• Exercise instructions: Retype all the entries word for word, but omit the pictures.

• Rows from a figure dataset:

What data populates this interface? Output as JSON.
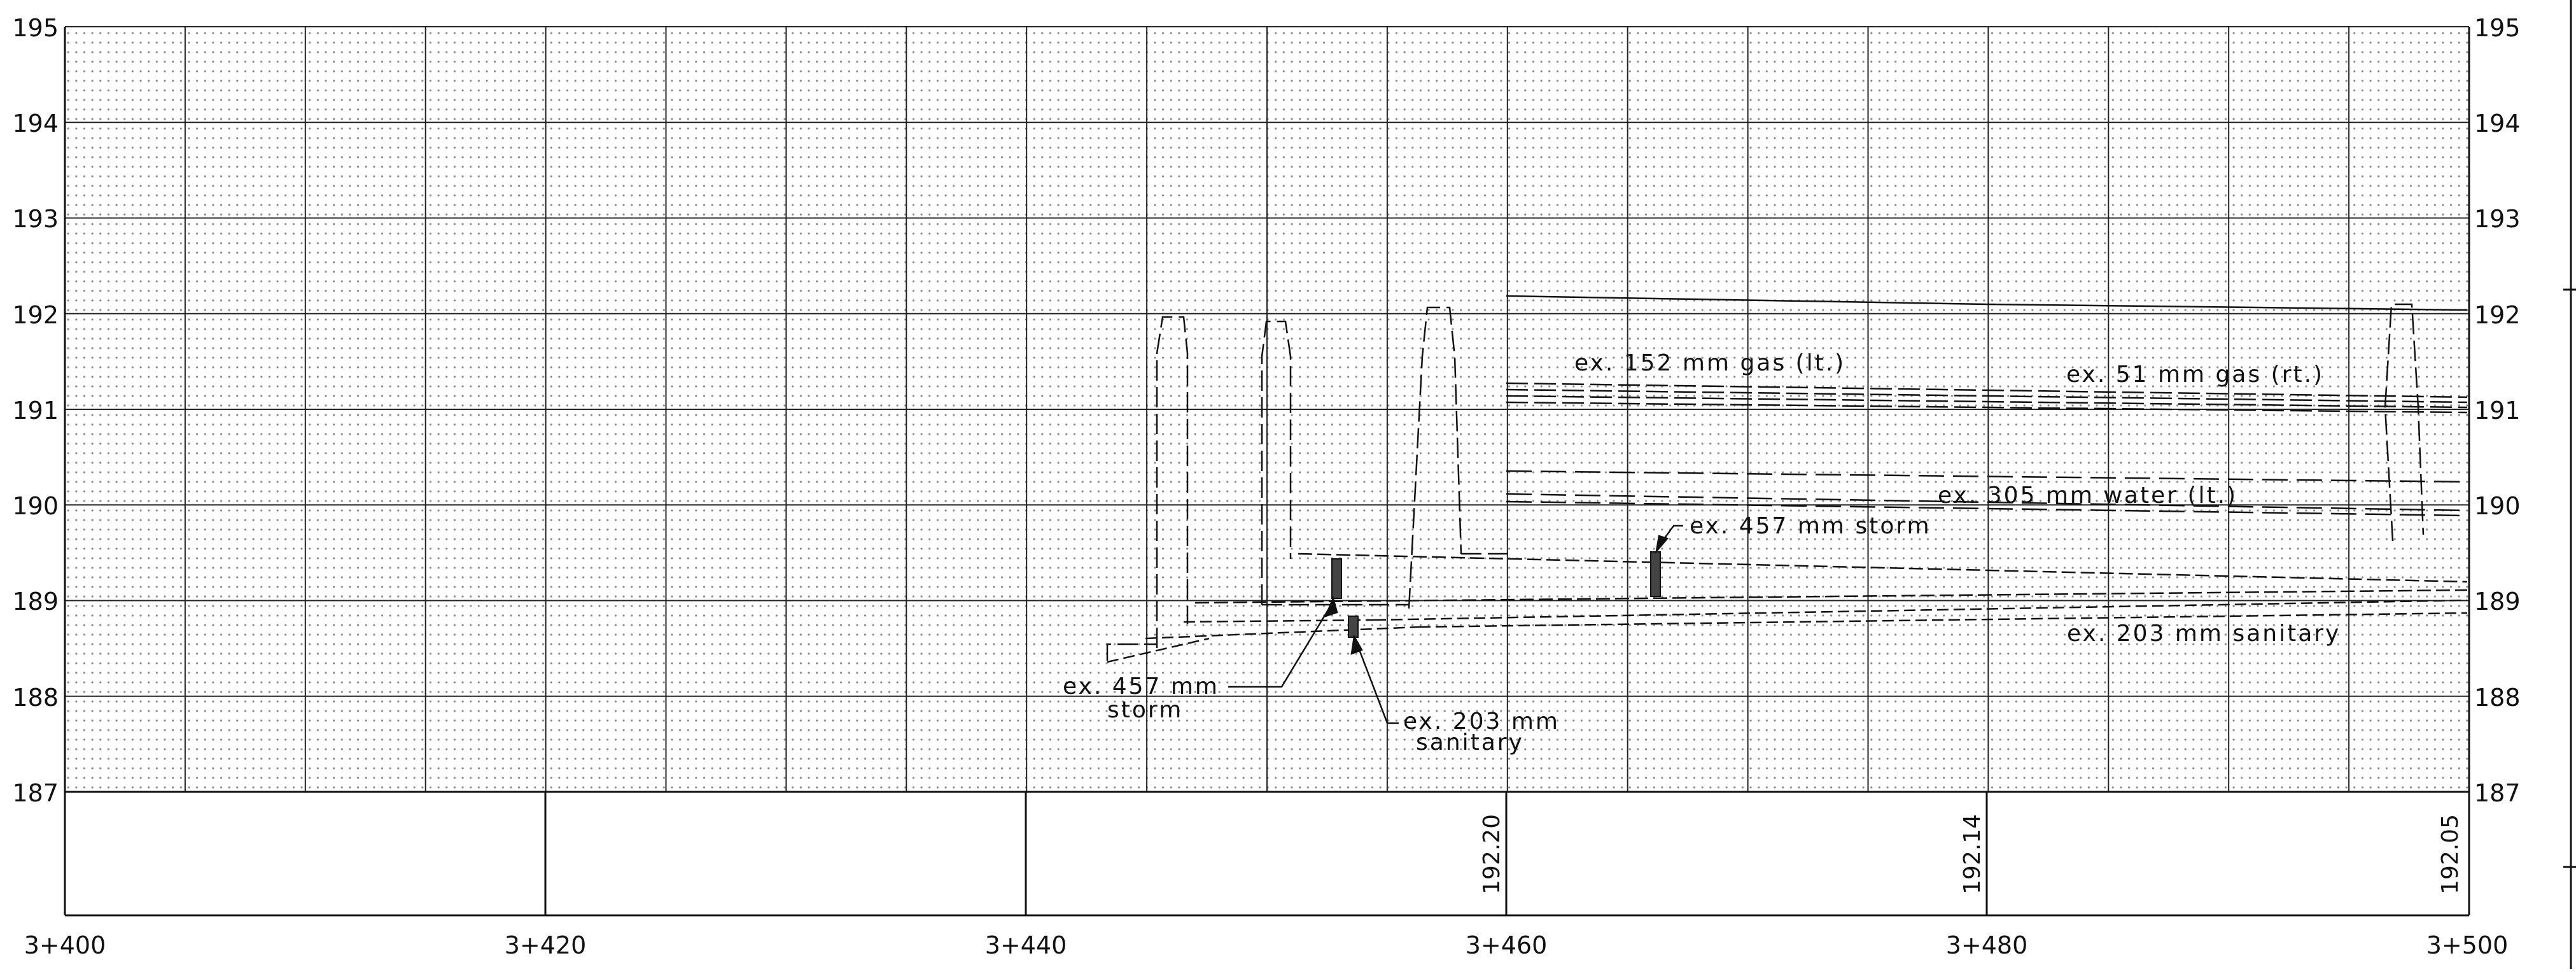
{
  "elevation_labels": [
    "195",
    "194",
    "193",
    "192",
    "191",
    "190",
    "189",
    "188",
    "187"
  ],
  "station_labels": [
    "3+400",
    "3+420",
    "3+440",
    "3+460",
    "3+480",
    "3+500"
  ],
  "grade_labels": [
    "192.20",
    "192.14",
    "192.05"
  ],
  "utilities": {
    "gas_left": "ex. 152 mm gas (lt.)",
    "gas_right": "ex. 51 mm gas (rt.)",
    "water": "ex. 305 mm water (lt.)",
    "storm_right": "ex. 457 mm storm",
    "sanitary_right": "ex. 203 mm sanitary",
    "storm_left_line1": "ex. 457 mm",
    "storm_left_line2": "storm",
    "sanitary_left_line1": "ex. 203 mm",
    "sanitary_left_line2": "sanitary"
  },
  "colors": {
    "line": "#111111",
    "dot": "#8a8a8a",
    "background": "#ffffff"
  }
}
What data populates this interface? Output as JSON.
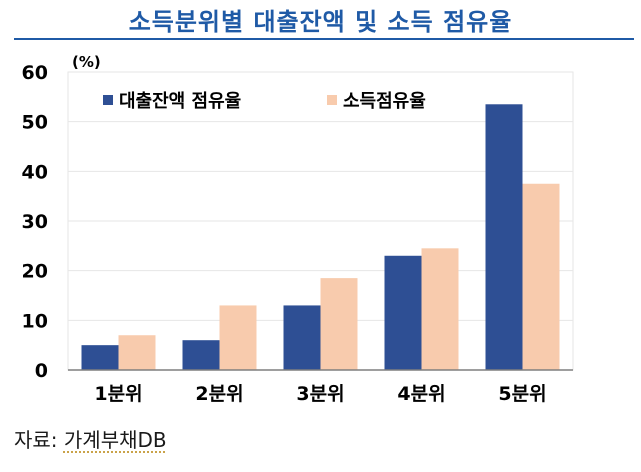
{
  "title": "소득분위별 대출잔액 및 소득 점유율",
  "colors": {
    "title": "#1f5aa6",
    "rule": "#1f5aa6",
    "loan": "#2e4f94",
    "income": "#f8cbad",
    "grid": "#e6e6e6",
    "axis": "#7f7f7f",
    "text": "#000000"
  },
  "source": {
    "label": "자료:",
    "text": "가계부채DB"
  },
  "chart_data": {
    "type": "bar",
    "unit_label": "(%)",
    "categories": [
      "1분위",
      "2분위",
      "3분위",
      "4분위",
      "5분위"
    ],
    "series": [
      {
        "name": "대출잔액 점유율",
        "values": [
          5,
          6,
          13,
          23,
          53.5
        ]
      },
      {
        "name": "소득점유율",
        "values": [
          7,
          13,
          18.5,
          24.5,
          37.5
        ]
      }
    ],
    "ylim": [
      0,
      60
    ],
    "yticks": [
      0,
      10,
      20,
      30,
      40,
      50,
      60
    ],
    "grid": true,
    "legend": "top-left"
  }
}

• Output for this exercise:
What data populates this interface? Output as JSON.
{
  "elevation_labels": [
    "195",
    "194",
    "193",
    "192",
    "191",
    "190",
    "189",
    "188",
    "187"
  ],
  "station_labels": [
    "3+400",
    "3+420",
    "3+440",
    "3+460",
    "3+480",
    "3+500"
  ],
  "grade_labels": [
    "192.20",
    "192.14",
    "192.05"
  ],
  "utilities": {
    "gas_left": "ex. 152 mm gas (lt.)",
    "gas_right": "ex. 51 mm gas (rt.)",
    "water": "ex. 305 mm water (lt.)",
    "storm_right": "ex. 457 mm storm",
    "sanitary_right": "ex. 203 mm sanitary",
    "storm_left_line1": "ex. 457 mm",
    "storm_left_line2": "storm",
    "sanitary_left_line1": "ex. 203 mm",
    "sanitary_left_line2": "sanitary"
  },
  "colors": {
    "line": "#111111",
    "dot": "#8a8a8a",
    "background": "#ffffff"
  }
}
What data populates this interface? Output as JSON.
{
  "title": "소득분위별 대출잔액 및 소득 점유율",
  "colors": {
    "title": "#1f5aa6",
    "rule": "#1f5aa6",
    "loan": "#2e4f94",
    "income": "#f8cbad",
    "grid": "#e6e6e6",
    "axis": "#7f7f7f",
    "text": "#000000"
  },
  "source": {
    "label": "자료:",
    "text": "가계부채DB"
  },
  "chart_data": {
    "type": "bar",
    "unit_label": "(%)",
    "categories": [
      "1분위",
      "2분위",
      "3분위",
      "4분위",
      "5분위"
    ],
    "series": [
      {
        "name": "대출잔액 점유율",
        "values": [
          5,
          6,
          13,
          23,
          53.5
        ]
      },
      {
        "name": "소득점유율",
        "values": [
          7,
          13,
          18.5,
          24.5,
          37.5
        ]
      }
    ],
    "ylim": [
      0,
      60
    ],
    "yticks": [
      0,
      10,
      20,
      30,
      40,
      50,
      60
    ],
    "grid": true,
    "legend": "top-left"
  }
}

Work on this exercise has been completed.